======== SUPPLIED DATA ========
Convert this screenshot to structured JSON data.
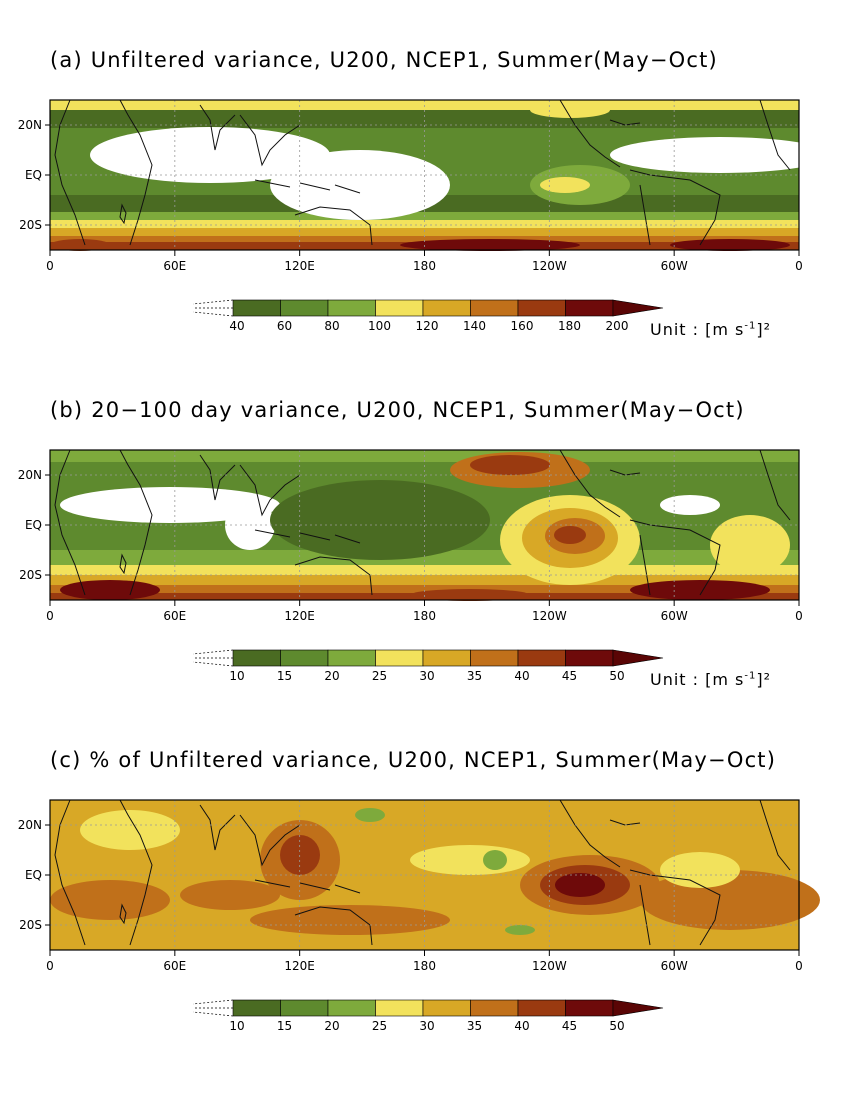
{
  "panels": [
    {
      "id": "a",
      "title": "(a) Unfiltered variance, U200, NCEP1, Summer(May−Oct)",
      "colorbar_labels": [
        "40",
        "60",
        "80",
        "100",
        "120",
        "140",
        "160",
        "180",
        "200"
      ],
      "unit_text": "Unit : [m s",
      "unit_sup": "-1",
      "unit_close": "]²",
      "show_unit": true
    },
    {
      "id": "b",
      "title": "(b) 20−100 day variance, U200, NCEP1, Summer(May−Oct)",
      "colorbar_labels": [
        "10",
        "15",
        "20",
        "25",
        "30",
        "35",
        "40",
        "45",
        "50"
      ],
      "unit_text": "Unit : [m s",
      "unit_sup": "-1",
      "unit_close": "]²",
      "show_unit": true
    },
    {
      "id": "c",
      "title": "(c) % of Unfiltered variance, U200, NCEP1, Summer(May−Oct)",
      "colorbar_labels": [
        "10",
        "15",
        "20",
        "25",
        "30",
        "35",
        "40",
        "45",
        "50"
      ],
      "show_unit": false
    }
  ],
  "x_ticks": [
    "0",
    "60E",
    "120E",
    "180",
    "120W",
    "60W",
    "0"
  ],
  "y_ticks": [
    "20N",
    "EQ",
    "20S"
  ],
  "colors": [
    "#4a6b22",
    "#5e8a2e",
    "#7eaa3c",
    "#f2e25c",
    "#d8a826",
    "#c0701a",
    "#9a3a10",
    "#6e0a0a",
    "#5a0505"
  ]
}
========
▶ _THE PROBLEM_: Only the count is wanted: report how many lines of the material above hold the word "Unfiltered".

▶ _SOLUTION TO THE EXERCISE_: 2